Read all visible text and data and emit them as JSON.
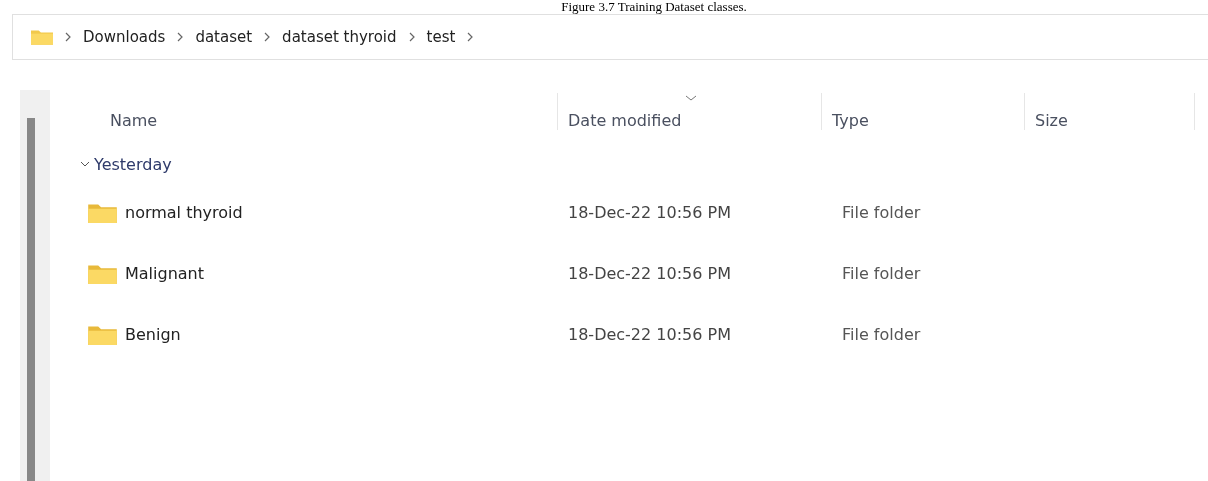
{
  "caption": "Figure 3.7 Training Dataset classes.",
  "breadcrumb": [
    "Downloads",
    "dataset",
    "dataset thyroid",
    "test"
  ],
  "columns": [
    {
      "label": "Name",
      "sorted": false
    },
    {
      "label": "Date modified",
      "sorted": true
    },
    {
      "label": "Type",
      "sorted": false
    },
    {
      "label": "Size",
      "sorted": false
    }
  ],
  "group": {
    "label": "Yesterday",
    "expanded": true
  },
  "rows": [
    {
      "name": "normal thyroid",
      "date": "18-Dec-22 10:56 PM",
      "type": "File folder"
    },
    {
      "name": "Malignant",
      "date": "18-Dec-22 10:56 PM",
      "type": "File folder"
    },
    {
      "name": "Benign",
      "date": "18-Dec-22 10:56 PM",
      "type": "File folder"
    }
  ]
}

+-------+

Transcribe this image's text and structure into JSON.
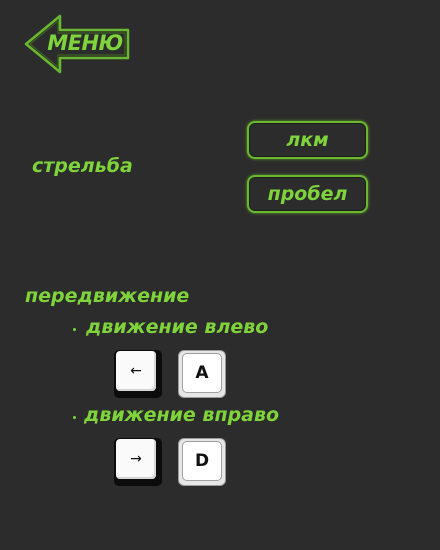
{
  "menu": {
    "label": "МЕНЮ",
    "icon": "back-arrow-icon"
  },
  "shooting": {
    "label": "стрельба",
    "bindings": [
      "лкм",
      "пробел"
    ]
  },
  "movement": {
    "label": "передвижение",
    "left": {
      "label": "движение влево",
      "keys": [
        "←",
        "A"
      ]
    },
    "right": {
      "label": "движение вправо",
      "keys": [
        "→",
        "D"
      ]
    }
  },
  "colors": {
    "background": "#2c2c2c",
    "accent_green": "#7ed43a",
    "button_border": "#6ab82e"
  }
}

+-------+

*Instruction:* For each line above that contains the word "thyroid", copy that line.

*Written solution:*
    "dataset thyroid",
      "name": "normal thyroid",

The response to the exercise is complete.